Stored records

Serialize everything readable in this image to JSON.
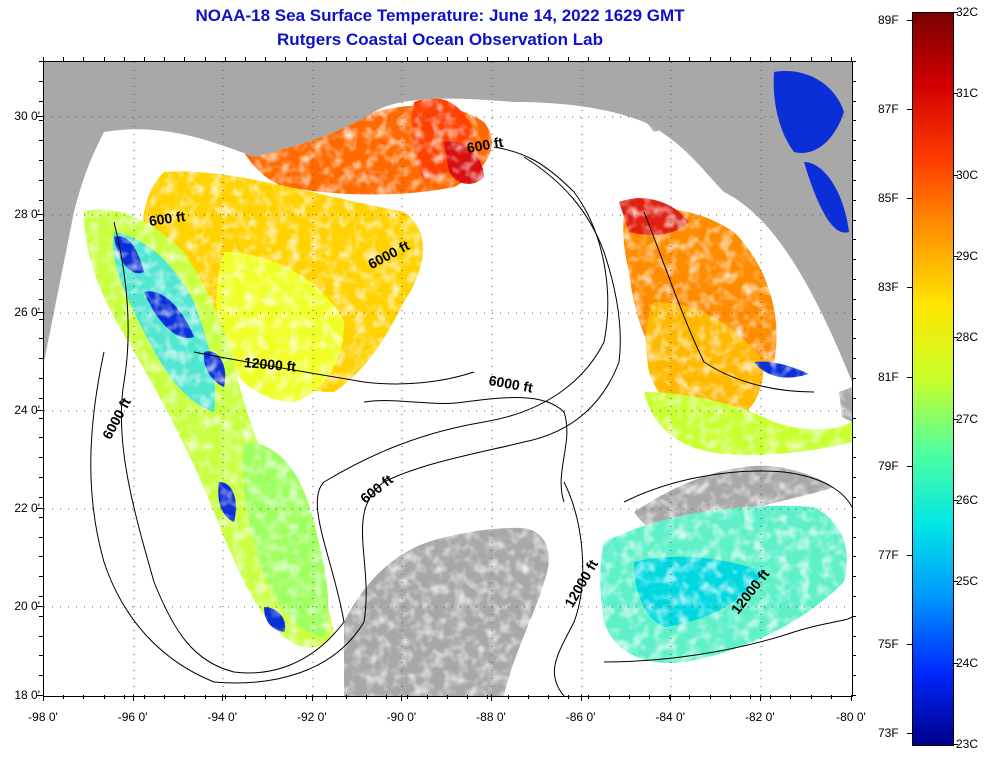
{
  "title": {
    "line1": "NOAA-18 Sea Surface Temperature:  June 14, 2022 1629 GMT",
    "line2": "Rutgers Coastal Ocean Observation Lab"
  },
  "map": {
    "lat_labels": [
      "30 0'",
      "28 0'",
      "26 0'",
      "24 0'",
      "22 0'",
      "20 0'",
      "18 0'"
    ],
    "lon_labels": [
      "-98 0'",
      "-96 0'",
      "-94 0'",
      "-92 0'",
      "-90 0'",
      "-88 0'",
      "-86 0'",
      "-84 0'",
      "-82 0'",
      "-80 0'"
    ],
    "contour_labels": [
      {
        "id": "c600-ne",
        "text": "600 ft"
      },
      {
        "id": "c600-nw",
        "text": "600 ft"
      },
      {
        "id": "c6000-n",
        "text": "6000 ft"
      },
      {
        "id": "c12000-w",
        "text": "12000 ft"
      },
      {
        "id": "c6000-c",
        "text": "6000 ft"
      },
      {
        "id": "c6000-w",
        "text": "6000 ft"
      },
      {
        "id": "c600-s",
        "text": "600 ft"
      },
      {
        "id": "c12000-s",
        "text": "12000 ft"
      },
      {
        "id": "c12000-se",
        "text": "12000 ft"
      }
    ],
    "colors": {
      "land": "#a8a8a8",
      "no_data": "#ffffff"
    }
  },
  "colorbar": {
    "fahrenheit_labels": [
      "89F",
      "87F",
      "85F",
      "83F",
      "81F",
      "79F",
      "77F",
      "75F",
      "73F"
    ],
    "celsius_labels": [
      "32C",
      "31C",
      "30C",
      "29C",
      "28C",
      "27C",
      "26C",
      "25C",
      "24C",
      "23C"
    ],
    "colors": [
      "#7a0000",
      "#d40000",
      "#ff3c00",
      "#ff9600",
      "#ffe600",
      "#c8ff28",
      "#50ffa0",
      "#00e6e6",
      "#0096ff",
      "#0028ff",
      "#00008c"
    ]
  }
}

**REQUIREMENTS**
Copy every line above word for word and exclude the pictures.

**ANSWER BELOW**
Serialize everything readable in this image to JSON.
{
  "title": {
    "line1": "NOAA-18 Sea Surface Temperature:  June 14, 2022 1629 GMT",
    "line2": "Rutgers Coastal Ocean Observation Lab"
  },
  "map": {
    "lat_labels": [
      "30 0'",
      "28 0'",
      "26 0'",
      "24 0'",
      "22 0'",
      "20 0'",
      "18 0'"
    ],
    "lon_labels": [
      "-98 0'",
      "-96 0'",
      "-94 0'",
      "-92 0'",
      "-90 0'",
      "-88 0'",
      "-86 0'",
      "-84 0'",
      "-82 0'",
      "-80 0'"
    ],
    "contour_labels": [
      {
        "id": "c600-ne",
        "text": "600 ft"
      },
      {
        "id": "c600-nw",
        "text": "600 ft"
      },
      {
        "id": "c6000-n",
        "text": "6000 ft"
      },
      {
        "id": "c12000-w",
        "text": "12000 ft"
      },
      {
        "id": "c6000-c",
        "text": "6000 ft"
      },
      {
        "id": "c6000-w",
        "text": "6000 ft"
      },
      {
        "id": "c600-s",
        "text": "600 ft"
      },
      {
        "id": "c12000-s",
        "text": "12000 ft"
      },
      {
        "id": "c12000-se",
        "text": "12000 ft"
      }
    ],
    "colors": {
      "land": "#a8a8a8",
      "no_data": "#ffffff"
    }
  },
  "colorbar": {
    "fahrenheit_labels": [
      "89F",
      "87F",
      "85F",
      "83F",
      "81F",
      "79F",
      "77F",
      "75F",
      "73F"
    ],
    "celsius_labels": [
      "32C",
      "31C",
      "30C",
      "29C",
      "28C",
      "27C",
      "26C",
      "25C",
      "24C",
      "23C"
    ],
    "colors": [
      "#7a0000",
      "#d40000",
      "#ff3c00",
      "#ff9600",
      "#ffe600",
      "#c8ff28",
      "#50ffa0",
      "#00e6e6",
      "#0096ff",
      "#0028ff",
      "#00008c"
    ]
  }
}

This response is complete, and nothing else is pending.